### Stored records

^^^^^^^^^^^^^^^^

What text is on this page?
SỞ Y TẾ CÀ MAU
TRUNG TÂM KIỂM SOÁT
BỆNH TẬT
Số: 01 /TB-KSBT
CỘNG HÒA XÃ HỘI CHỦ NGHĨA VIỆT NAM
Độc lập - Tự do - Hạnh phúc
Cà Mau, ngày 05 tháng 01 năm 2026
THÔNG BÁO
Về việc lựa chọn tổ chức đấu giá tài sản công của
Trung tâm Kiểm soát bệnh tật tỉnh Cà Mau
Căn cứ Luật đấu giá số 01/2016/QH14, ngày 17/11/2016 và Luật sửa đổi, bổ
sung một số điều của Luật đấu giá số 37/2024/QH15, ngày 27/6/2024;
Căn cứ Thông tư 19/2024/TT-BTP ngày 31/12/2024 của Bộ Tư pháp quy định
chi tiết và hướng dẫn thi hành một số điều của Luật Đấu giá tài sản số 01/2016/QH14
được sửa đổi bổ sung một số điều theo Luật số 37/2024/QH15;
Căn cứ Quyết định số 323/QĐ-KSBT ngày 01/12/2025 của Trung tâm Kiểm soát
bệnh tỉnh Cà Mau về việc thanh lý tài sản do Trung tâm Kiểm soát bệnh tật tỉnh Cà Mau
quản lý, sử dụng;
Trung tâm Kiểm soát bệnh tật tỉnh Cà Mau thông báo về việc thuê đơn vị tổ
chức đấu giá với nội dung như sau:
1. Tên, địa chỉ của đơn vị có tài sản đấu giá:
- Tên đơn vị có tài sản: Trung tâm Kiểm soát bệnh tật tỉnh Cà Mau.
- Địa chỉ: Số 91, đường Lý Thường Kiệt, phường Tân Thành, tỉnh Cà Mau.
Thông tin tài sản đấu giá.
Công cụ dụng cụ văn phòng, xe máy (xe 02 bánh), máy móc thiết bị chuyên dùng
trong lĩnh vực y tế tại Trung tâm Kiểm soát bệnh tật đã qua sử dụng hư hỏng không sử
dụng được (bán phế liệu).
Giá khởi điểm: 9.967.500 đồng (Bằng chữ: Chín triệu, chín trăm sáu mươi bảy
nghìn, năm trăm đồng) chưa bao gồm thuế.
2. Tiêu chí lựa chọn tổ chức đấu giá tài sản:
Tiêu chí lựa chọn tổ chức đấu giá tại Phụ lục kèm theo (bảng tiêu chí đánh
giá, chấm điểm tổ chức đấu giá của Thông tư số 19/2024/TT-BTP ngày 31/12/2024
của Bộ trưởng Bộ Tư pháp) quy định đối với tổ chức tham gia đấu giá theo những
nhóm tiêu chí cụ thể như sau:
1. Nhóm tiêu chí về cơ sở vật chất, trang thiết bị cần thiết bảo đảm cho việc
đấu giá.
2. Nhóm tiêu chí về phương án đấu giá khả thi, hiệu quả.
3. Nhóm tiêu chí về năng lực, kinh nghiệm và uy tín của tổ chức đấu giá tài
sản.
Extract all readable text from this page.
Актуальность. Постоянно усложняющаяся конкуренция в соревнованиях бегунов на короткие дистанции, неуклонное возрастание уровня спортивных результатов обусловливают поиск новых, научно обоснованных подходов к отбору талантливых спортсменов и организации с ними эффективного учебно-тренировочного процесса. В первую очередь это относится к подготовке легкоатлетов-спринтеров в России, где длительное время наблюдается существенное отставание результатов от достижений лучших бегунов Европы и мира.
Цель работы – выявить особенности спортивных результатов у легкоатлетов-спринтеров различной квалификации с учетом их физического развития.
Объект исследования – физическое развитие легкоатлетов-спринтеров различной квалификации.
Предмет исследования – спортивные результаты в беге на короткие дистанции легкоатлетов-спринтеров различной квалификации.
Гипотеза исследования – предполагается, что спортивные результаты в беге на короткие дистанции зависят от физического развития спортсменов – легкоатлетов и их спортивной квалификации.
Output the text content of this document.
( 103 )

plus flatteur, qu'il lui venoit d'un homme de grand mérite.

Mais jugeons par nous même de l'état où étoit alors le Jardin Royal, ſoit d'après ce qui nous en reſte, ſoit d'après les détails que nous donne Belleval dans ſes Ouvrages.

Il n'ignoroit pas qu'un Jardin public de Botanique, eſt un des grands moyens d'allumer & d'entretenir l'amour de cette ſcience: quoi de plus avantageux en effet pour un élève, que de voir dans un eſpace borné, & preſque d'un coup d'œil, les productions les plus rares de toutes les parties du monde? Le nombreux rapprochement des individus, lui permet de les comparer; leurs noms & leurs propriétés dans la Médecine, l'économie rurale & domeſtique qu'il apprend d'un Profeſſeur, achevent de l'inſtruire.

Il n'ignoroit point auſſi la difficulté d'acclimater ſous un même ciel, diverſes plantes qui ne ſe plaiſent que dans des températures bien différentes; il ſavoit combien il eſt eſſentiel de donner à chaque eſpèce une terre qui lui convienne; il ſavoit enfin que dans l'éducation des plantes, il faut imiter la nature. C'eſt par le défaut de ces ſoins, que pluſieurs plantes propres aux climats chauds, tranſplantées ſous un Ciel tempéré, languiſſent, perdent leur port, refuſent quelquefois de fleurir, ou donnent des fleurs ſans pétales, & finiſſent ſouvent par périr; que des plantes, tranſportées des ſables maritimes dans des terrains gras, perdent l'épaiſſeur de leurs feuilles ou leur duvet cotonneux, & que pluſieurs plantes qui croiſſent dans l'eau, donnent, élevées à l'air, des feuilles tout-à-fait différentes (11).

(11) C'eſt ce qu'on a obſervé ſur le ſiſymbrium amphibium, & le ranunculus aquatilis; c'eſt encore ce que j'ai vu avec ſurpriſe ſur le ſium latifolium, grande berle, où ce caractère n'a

^^^^^^^^^^^^^^^^

### GIVEN TASK
Across the records, count the lines holding the string "ngày". Give the number and stop.

### SOLUTION TO THE EXERCISE
6